▶ [Record set]:
════════════════════

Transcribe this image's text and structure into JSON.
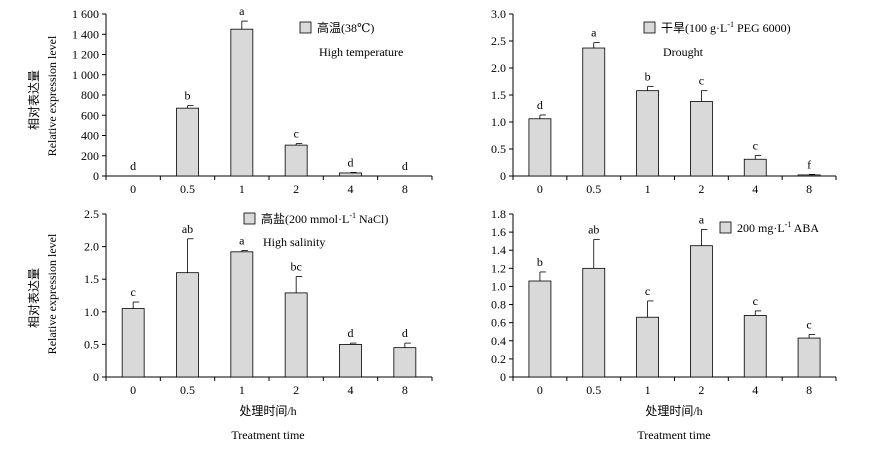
{
  "shared": {
    "categories": [
      "0",
      "0.5",
      "1",
      "2",
      "4",
      "8"
    ],
    "ylabel_cn": "相对表达量",
    "ylabel_en": "Relative expression level",
    "xlabel_cn": "处理时间/h",
    "xlabel_en": "Treatment time"
  },
  "chart_data": [
    {
      "type": "bar",
      "title_cn": "高温(38℃)",
      "title_en": "High temperature",
      "categories": [
        "0",
        "0.5",
        "1",
        "2",
        "4",
        "8"
      ],
      "values": [
        0,
        670,
        1450,
        305,
        30,
        0
      ],
      "errors": [
        0,
        25,
        80,
        15,
        5,
        0
      ],
      "sig": [
        "d",
        "b",
        "a",
        "c",
        "d",
        "d"
      ],
      "ylim": [
        0,
        1600
      ],
      "yticks": [
        0,
        200,
        400,
        600,
        800,
        1000,
        1200,
        1400,
        1600
      ],
      "ytick_labels": [
        "0",
        "200",
        "400",
        "600",
        "800",
        "1 000",
        "1 200",
        "1 400",
        "1 600"
      ]
    },
    {
      "type": "bar",
      "title_cn": "干旱(100 g·L",
      "title_sup": "-1",
      "title_cn_end": " PEG 6000)",
      "title_en": "Drought",
      "categories": [
        "0",
        "0.5",
        "1",
        "2",
        "4",
        "8"
      ],
      "values": [
        1.06,
        2.37,
        1.58,
        1.38,
        0.31,
        0.02
      ],
      "errors": [
        0.07,
        0.1,
        0.08,
        0.2,
        0.07,
        0.01
      ],
      "sig": [
        "d",
        "a",
        "b",
        "c",
        "c",
        "f"
      ],
      "ylim": [
        0,
        3.0
      ],
      "yticks": [
        0,
        0.5,
        1.0,
        1.5,
        2.0,
        2.5,
        3.0
      ],
      "ytick_labels": [
        "0",
        "0.5",
        "1.0",
        "1.5",
        "2.0",
        "2.5",
        "3.0"
      ]
    },
    {
      "type": "bar",
      "title_cn": "高盐(200 mmol·L",
      "title_sup": "-1",
      "title_cn_end": " NaCl)",
      "title_en": "High salinity",
      "categories": [
        "0",
        "0.5",
        "1",
        "2",
        "4",
        "8"
      ],
      "values": [
        1.05,
        1.6,
        1.92,
        1.29,
        0.5,
        0.45
      ],
      "errors": [
        0.1,
        0.52,
        0.02,
        0.25,
        0.02,
        0.07
      ],
      "sig": [
        "c",
        "ab",
        "a",
        "bc",
        "d",
        "d"
      ],
      "ylim": [
        0,
        2.5
      ],
      "yticks": [
        0,
        0.5,
        1.0,
        1.5,
        2.0,
        2.5
      ],
      "ytick_labels": [
        "0",
        "0.5",
        "1.0",
        "1.5",
        "2.0",
        "2.5"
      ]
    },
    {
      "type": "bar",
      "title_cn": "200 mg·L",
      "title_sup": "-1",
      "title_cn_end": " ABA",
      "title_en": "",
      "categories": [
        "0",
        "0.5",
        "1",
        "2",
        "4",
        "8"
      ],
      "values": [
        1.06,
        1.2,
        0.66,
        1.45,
        0.68,
        0.43
      ],
      "errors": [
        0.1,
        0.32,
        0.18,
        0.18,
        0.05,
        0.04
      ],
      "sig": [
        "b",
        "ab",
        "c",
        "a",
        "c",
        "c"
      ],
      "ylim": [
        0,
        1.8
      ],
      "yticks": [
        0,
        0.2,
        0.4,
        0.6,
        0.8,
        1.0,
        1.2,
        1.4,
        1.6,
        1.8
      ],
      "ytick_labels": [
        "0",
        "0.2",
        "0.4",
        "0.6",
        "0.8",
        "1.0",
        "1.2",
        "1.4",
        "1.6",
        "1.8"
      ]
    }
  ]
}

════════════════════

▶ [Objective]: With the pictures omitted, reproduce the records in full and exactly.

▶ [Worked answer]:
Transcribe this image's text and structure into JSON.
{
  "shared": {
    "categories": [
      "0",
      "0.5",
      "1",
      "2",
      "4",
      "8"
    ],
    "ylabel_cn": "相对表达量",
    "ylabel_en": "Relative expression level",
    "xlabel_cn": "处理时间/h",
    "xlabel_en": "Treatment time"
  },
  "chart_data": [
    {
      "type": "bar",
      "title_cn": "高温(38℃)",
      "title_en": "High temperature",
      "categories": [
        "0",
        "0.5",
        "1",
        "2",
        "4",
        "8"
      ],
      "values": [
        0,
        670,
        1450,
        305,
        30,
        0
      ],
      "errors": [
        0,
        25,
        80,
        15,
        5,
        0
      ],
      "sig": [
        "d",
        "b",
        "a",
        "c",
        "d",
        "d"
      ],
      "ylim": [
        0,
        1600
      ],
      "yticks": [
        0,
        200,
        400,
        600,
        800,
        1000,
        1200,
        1400,
        1600
      ],
      "ytick_labels": [
        "0",
        "200",
        "400",
        "600",
        "800",
        "1 000",
        "1 200",
        "1 400",
        "1 600"
      ]
    },
    {
      "type": "bar",
      "title_cn": "干旱(100 g·L",
      "title_sup": "-1",
      "title_cn_end": " PEG 6000)",
      "title_en": "Drought",
      "categories": [
        "0",
        "0.5",
        "1",
        "2",
        "4",
        "8"
      ],
      "values": [
        1.06,
        2.37,
        1.58,
        1.38,
        0.31,
        0.02
      ],
      "errors": [
        0.07,
        0.1,
        0.08,
        0.2,
        0.07,
        0.01
      ],
      "sig": [
        "d",
        "a",
        "b",
        "c",
        "c",
        "f"
      ],
      "ylim": [
        0,
        3.0
      ],
      "yticks": [
        0,
        0.5,
        1.0,
        1.5,
        2.0,
        2.5,
        3.0
      ],
      "ytick_labels": [
        "0",
        "0.5",
        "1.0",
        "1.5",
        "2.0",
        "2.5",
        "3.0"
      ]
    },
    {
      "type": "bar",
      "title_cn": "高盐(200 mmol·L",
      "title_sup": "-1",
      "title_cn_end": " NaCl)",
      "title_en": "High salinity",
      "categories": [
        "0",
        "0.5",
        "1",
        "2",
        "4",
        "8"
      ],
      "values": [
        1.05,
        1.6,
        1.92,
        1.29,
        0.5,
        0.45
      ],
      "errors": [
        0.1,
        0.52,
        0.02,
        0.25,
        0.02,
        0.07
      ],
      "sig": [
        "c",
        "ab",
        "a",
        "bc",
        "d",
        "d"
      ],
      "ylim": [
        0,
        2.5
      ],
      "yticks": [
        0,
        0.5,
        1.0,
        1.5,
        2.0,
        2.5
      ],
      "ytick_labels": [
        "0",
        "0.5",
        "1.0",
        "1.5",
        "2.0",
        "2.5"
      ]
    },
    {
      "type": "bar",
      "title_cn": "200 mg·L",
      "title_sup": "-1",
      "title_cn_end": " ABA",
      "title_en": "",
      "categories": [
        "0",
        "0.5",
        "1",
        "2",
        "4",
        "8"
      ],
      "values": [
        1.06,
        1.2,
        0.66,
        1.45,
        0.68,
        0.43
      ],
      "errors": [
        0.1,
        0.32,
        0.18,
        0.18,
        0.05,
        0.04
      ],
      "sig": [
        "b",
        "ab",
        "c",
        "a",
        "c",
        "c"
      ],
      "ylim": [
        0,
        1.8
      ],
      "yticks": [
        0,
        0.2,
        0.4,
        0.6,
        0.8,
        1.0,
        1.2,
        1.4,
        1.6,
        1.8
      ],
      "ytick_labels": [
        "0",
        "0.2",
        "0.4",
        "0.6",
        "0.8",
        "1.0",
        "1.2",
        "1.4",
        "1.6",
        "1.8"
      ]
    }
  ]
}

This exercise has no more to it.